* [WHAT YOU NEED TO DO] Copy out the entries below with every "paper-speck" changed to "dust-mark" and everything else left as it is, omitting the pictures.

* [DATA EXTRACT]
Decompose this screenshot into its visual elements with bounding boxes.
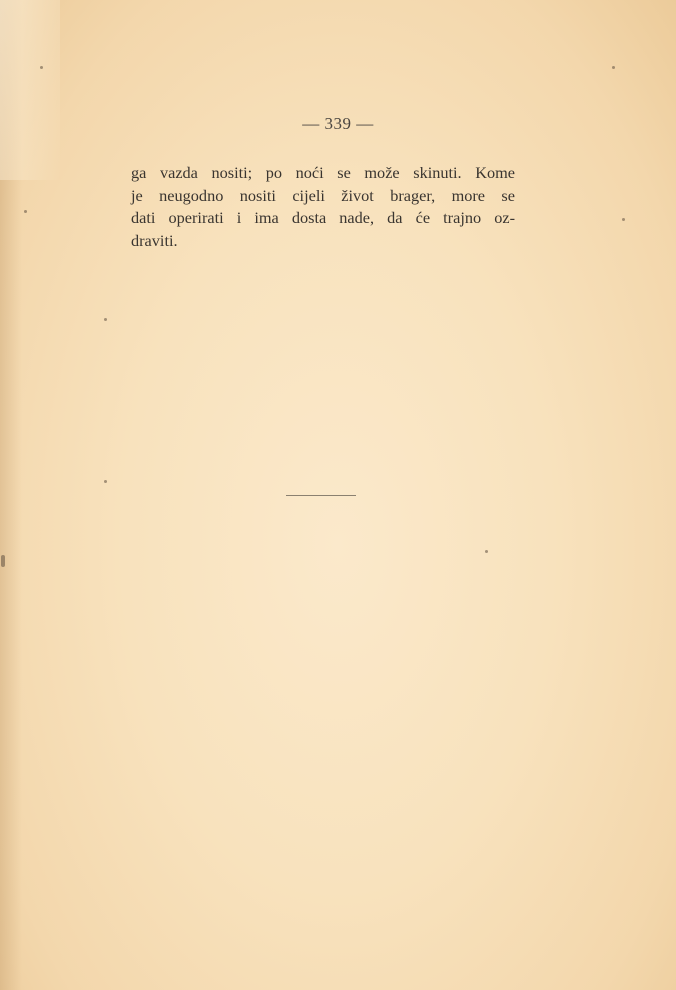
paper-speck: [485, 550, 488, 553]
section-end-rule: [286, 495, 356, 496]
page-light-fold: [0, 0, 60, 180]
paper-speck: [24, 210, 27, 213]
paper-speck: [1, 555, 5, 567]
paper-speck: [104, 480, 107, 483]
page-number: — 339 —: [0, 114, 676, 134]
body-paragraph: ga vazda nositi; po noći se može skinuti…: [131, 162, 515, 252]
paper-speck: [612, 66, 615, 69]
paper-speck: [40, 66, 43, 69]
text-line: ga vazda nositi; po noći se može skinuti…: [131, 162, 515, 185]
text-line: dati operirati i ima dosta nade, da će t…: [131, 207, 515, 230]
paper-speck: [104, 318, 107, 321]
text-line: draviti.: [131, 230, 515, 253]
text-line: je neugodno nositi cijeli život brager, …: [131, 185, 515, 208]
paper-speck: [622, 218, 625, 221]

* [REPLY TO THE EXERCISE]
Decompose this screenshot into its visual elements with bounding boxes.
dust-mark: [485, 550, 488, 553]
section-end-rule: [286, 495, 356, 496]
page-light-fold: [0, 0, 60, 180]
dust-mark: [24, 210, 27, 213]
dust-mark: [1, 555, 5, 567]
dust-mark: [104, 480, 107, 483]
page-number: — 339 —: [0, 114, 676, 134]
body-paragraph: ga vazda nositi; po noći se može skinuti…: [131, 162, 515, 252]
dust-mark: [612, 66, 615, 69]
dust-mark: [40, 66, 43, 69]
text-line: ga vazda nositi; po noći se može skinuti…: [131, 162, 515, 185]
text-line: dati operirati i ima dosta nade, da će t…: [131, 207, 515, 230]
dust-mark: [104, 318, 107, 321]
text-line: draviti.: [131, 230, 515, 253]
text-line: je neugodno nositi cijeli život brager, …: [131, 185, 515, 208]
dust-mark: [622, 218, 625, 221]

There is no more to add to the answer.